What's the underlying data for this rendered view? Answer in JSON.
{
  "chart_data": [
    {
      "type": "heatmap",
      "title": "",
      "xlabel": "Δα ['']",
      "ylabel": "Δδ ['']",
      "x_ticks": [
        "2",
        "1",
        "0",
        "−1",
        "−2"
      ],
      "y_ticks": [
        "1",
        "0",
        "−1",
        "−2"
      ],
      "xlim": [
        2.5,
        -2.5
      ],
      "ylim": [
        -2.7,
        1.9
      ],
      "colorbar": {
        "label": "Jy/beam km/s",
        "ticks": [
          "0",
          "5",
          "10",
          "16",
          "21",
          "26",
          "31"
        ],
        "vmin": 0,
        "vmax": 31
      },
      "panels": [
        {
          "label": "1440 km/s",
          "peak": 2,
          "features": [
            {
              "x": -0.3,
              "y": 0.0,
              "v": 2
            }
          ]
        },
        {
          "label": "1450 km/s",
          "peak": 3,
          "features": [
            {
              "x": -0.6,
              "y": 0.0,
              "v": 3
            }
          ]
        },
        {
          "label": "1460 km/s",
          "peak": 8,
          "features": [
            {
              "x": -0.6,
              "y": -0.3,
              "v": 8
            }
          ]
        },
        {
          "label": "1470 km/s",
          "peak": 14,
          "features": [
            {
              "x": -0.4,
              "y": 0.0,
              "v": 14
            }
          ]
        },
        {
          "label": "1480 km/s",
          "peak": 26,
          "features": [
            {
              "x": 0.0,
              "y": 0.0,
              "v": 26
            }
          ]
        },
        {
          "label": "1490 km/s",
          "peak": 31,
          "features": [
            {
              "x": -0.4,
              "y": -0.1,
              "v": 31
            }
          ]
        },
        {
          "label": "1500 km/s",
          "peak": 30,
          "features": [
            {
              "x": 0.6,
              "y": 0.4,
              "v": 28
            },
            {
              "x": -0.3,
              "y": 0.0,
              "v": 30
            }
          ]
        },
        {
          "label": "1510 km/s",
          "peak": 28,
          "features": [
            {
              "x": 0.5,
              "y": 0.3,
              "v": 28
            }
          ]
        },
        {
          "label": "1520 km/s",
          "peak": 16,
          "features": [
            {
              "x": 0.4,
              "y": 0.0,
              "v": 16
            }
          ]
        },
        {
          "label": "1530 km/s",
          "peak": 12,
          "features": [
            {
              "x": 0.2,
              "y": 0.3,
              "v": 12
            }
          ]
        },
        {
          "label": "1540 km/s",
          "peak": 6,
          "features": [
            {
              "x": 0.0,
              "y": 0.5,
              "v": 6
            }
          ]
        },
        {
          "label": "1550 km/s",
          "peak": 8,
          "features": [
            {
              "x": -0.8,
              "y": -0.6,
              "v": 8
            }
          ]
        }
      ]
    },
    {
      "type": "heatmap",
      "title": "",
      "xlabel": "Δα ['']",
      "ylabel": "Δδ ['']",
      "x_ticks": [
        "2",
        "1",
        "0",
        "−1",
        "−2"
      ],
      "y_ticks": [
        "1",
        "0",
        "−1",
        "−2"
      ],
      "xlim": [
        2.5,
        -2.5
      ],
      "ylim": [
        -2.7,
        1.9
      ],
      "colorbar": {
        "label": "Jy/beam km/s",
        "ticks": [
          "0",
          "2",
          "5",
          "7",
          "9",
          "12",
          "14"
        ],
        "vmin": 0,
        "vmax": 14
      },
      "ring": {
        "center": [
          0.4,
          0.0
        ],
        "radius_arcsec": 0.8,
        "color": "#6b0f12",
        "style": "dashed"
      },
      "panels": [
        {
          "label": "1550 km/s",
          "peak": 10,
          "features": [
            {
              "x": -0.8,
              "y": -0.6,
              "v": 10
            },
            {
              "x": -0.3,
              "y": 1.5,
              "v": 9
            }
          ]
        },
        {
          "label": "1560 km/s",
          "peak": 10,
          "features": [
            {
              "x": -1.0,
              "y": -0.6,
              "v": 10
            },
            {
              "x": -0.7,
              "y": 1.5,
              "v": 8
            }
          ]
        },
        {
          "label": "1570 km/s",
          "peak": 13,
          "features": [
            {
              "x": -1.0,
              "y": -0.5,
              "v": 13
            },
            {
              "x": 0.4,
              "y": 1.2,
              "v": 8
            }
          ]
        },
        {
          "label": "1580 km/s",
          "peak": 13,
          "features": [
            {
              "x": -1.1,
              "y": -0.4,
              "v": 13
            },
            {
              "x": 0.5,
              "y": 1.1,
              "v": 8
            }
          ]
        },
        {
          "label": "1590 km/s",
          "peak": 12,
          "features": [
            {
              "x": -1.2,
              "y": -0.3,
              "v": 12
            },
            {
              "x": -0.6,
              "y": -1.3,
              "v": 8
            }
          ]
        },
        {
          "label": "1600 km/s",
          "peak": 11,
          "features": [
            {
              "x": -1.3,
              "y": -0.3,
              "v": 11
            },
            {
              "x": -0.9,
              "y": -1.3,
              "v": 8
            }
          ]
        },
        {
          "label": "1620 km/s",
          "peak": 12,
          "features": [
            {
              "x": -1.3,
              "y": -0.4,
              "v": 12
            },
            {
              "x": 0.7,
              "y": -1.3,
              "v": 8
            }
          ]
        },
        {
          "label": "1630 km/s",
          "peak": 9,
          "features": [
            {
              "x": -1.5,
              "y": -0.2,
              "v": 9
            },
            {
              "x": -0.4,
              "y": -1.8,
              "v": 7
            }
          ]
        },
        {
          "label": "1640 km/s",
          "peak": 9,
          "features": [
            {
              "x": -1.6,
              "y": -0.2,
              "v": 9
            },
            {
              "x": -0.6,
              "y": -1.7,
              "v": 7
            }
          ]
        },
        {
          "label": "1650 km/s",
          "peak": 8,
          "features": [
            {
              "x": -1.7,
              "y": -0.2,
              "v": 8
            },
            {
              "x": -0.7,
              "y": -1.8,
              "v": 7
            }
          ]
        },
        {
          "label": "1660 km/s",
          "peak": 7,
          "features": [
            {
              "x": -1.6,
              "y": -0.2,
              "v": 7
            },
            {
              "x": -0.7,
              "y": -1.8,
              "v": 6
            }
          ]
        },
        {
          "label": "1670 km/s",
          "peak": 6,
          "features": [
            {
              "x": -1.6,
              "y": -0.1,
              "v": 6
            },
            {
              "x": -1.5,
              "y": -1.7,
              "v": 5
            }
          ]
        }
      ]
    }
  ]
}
──────
* **Work to be completed**:
Output each entry precisely as given.

* **Exercise output**:
What's the underlying data for this rendered view? Answer in JSON.
{
  "chart_data": [
    {
      "type": "heatmap",
      "title": "",
      "xlabel": "Δα ['']",
      "ylabel": "Δδ ['']",
      "x_ticks": [
        "2",
        "1",
        "0",
        "−1",
        "−2"
      ],
      "y_ticks": [
        "1",
        "0",
        "−1",
        "−2"
      ],
      "xlim": [
        2.5,
        -2.5
      ],
      "ylim": [
        -2.7,
        1.9
      ],
      "colorbar": {
        "label": "Jy/beam km/s",
        "ticks": [
          "0",
          "5",
          "10",
          "16",
          "21",
          "26",
          "31"
        ],
        "vmin": 0,
        "vmax": 31
      },
      "panels": [
        {
          "label": "1440 km/s",
          "peak": 2,
          "features": [
            {
              "x": -0.3,
              "y": 0.0,
              "v": 2
            }
          ]
        },
        {
          "label": "1450 km/s",
          "peak": 3,
          "features": [
            {
              "x": -0.6,
              "y": 0.0,
              "v": 3
            }
          ]
        },
        {
          "label": "1460 km/s",
          "peak": 8,
          "features": [
            {
              "x": -0.6,
              "y": -0.3,
              "v": 8
            }
          ]
        },
        {
          "label": "1470 km/s",
          "peak": 14,
          "features": [
            {
              "x": -0.4,
              "y": 0.0,
              "v": 14
            }
          ]
        },
        {
          "label": "1480 km/s",
          "peak": 26,
          "features": [
            {
              "x": 0.0,
              "y": 0.0,
              "v": 26
            }
          ]
        },
        {
          "label": "1490 km/s",
          "peak": 31,
          "features": [
            {
              "x": -0.4,
              "y": -0.1,
              "v": 31
            }
          ]
        },
        {
          "label": "1500 km/s",
          "peak": 30,
          "features": [
            {
              "x": 0.6,
              "y": 0.4,
              "v": 28
            },
            {
              "x": -0.3,
              "y": 0.0,
              "v": 30
            }
          ]
        },
        {
          "label": "1510 km/s",
          "peak": 28,
          "features": [
            {
              "x": 0.5,
              "y": 0.3,
              "v": 28
            }
          ]
        },
        {
          "label": "1520 km/s",
          "peak": 16,
          "features": [
            {
              "x": 0.4,
              "y": 0.0,
              "v": 16
            }
          ]
        },
        {
          "label": "1530 km/s",
          "peak": 12,
          "features": [
            {
              "x": 0.2,
              "y": 0.3,
              "v": 12
            }
          ]
        },
        {
          "label": "1540 km/s",
          "peak": 6,
          "features": [
            {
              "x": 0.0,
              "y": 0.5,
              "v": 6
            }
          ]
        },
        {
          "label": "1550 km/s",
          "peak": 8,
          "features": [
            {
              "x": -0.8,
              "y": -0.6,
              "v": 8
            }
          ]
        }
      ]
    },
    {
      "type": "heatmap",
      "title": "",
      "xlabel": "Δα ['']",
      "ylabel": "Δδ ['']",
      "x_ticks": [
        "2",
        "1",
        "0",
        "−1",
        "−2"
      ],
      "y_ticks": [
        "1",
        "0",
        "−1",
        "−2"
      ],
      "xlim": [
        2.5,
        -2.5
      ],
      "ylim": [
        -2.7,
        1.9
      ],
      "colorbar": {
        "label": "Jy/beam km/s",
        "ticks": [
          "0",
          "2",
          "5",
          "7",
          "9",
          "12",
          "14"
        ],
        "vmin": 0,
        "vmax": 14
      },
      "ring": {
        "center": [
          0.4,
          0.0
        ],
        "radius_arcsec": 0.8,
        "color": "#6b0f12",
        "style": "dashed"
      },
      "panels": [
        {
          "label": "1550 km/s",
          "peak": 10,
          "features": [
            {
              "x": -0.8,
              "y": -0.6,
              "v": 10
            },
            {
              "x": -0.3,
              "y": 1.5,
              "v": 9
            }
          ]
        },
        {
          "label": "1560 km/s",
          "peak": 10,
          "features": [
            {
              "x": -1.0,
              "y": -0.6,
              "v": 10
            },
            {
              "x": -0.7,
              "y": 1.5,
              "v": 8
            }
          ]
        },
        {
          "label": "1570 km/s",
          "peak": 13,
          "features": [
            {
              "x": -1.0,
              "y": -0.5,
              "v": 13
            },
            {
              "x": 0.4,
              "y": 1.2,
              "v": 8
            }
          ]
        },
        {
          "label": "1580 km/s",
          "peak": 13,
          "features": [
            {
              "x": -1.1,
              "y": -0.4,
              "v": 13
            },
            {
              "x": 0.5,
              "y": 1.1,
              "v": 8
            }
          ]
        },
        {
          "label": "1590 km/s",
          "peak": 12,
          "features": [
            {
              "x": -1.2,
              "y": -0.3,
              "v": 12
            },
            {
              "x": -0.6,
              "y": -1.3,
              "v": 8
            }
          ]
        },
        {
          "label": "1600 km/s",
          "peak": 11,
          "features": [
            {
              "x": -1.3,
              "y": -0.3,
              "v": 11
            },
            {
              "x": -0.9,
              "y": -1.3,
              "v": 8
            }
          ]
        },
        {
          "label": "1620 km/s",
          "peak": 12,
          "features": [
            {
              "x": -1.3,
              "y": -0.4,
              "v": 12
            },
            {
              "x": 0.7,
              "y": -1.3,
              "v": 8
            }
          ]
        },
        {
          "label": "1630 km/s",
          "peak": 9,
          "features": [
            {
              "x": -1.5,
              "y": -0.2,
              "v": 9
            },
            {
              "x": -0.4,
              "y": -1.8,
              "v": 7
            }
          ]
        },
        {
          "label": "1640 km/s",
          "peak": 9,
          "features": [
            {
              "x": -1.6,
              "y": -0.2,
              "v": 9
            },
            {
              "x": -0.6,
              "y": -1.7,
              "v": 7
            }
          ]
        },
        {
          "label": "1650 km/s",
          "peak": 8,
          "features": [
            {
              "x": -1.7,
              "y": -0.2,
              "v": 8
            },
            {
              "x": -0.7,
              "y": -1.8,
              "v": 7
            }
          ]
        },
        {
          "label": "1660 km/s",
          "peak": 7,
          "features": [
            {
              "x": -1.6,
              "y": -0.2,
              "v": 7
            },
            {
              "x": -0.7,
              "y": -1.8,
              "v": 6
            }
          ]
        },
        {
          "label": "1670 km/s",
          "peak": 6,
          "features": [
            {
              "x": -1.6,
              "y": -0.1,
              "v": 6
            },
            {
              "x": -1.5,
              "y": -1.7,
              "v": 5
            }
          ]
        }
      ]
    }
  ]
}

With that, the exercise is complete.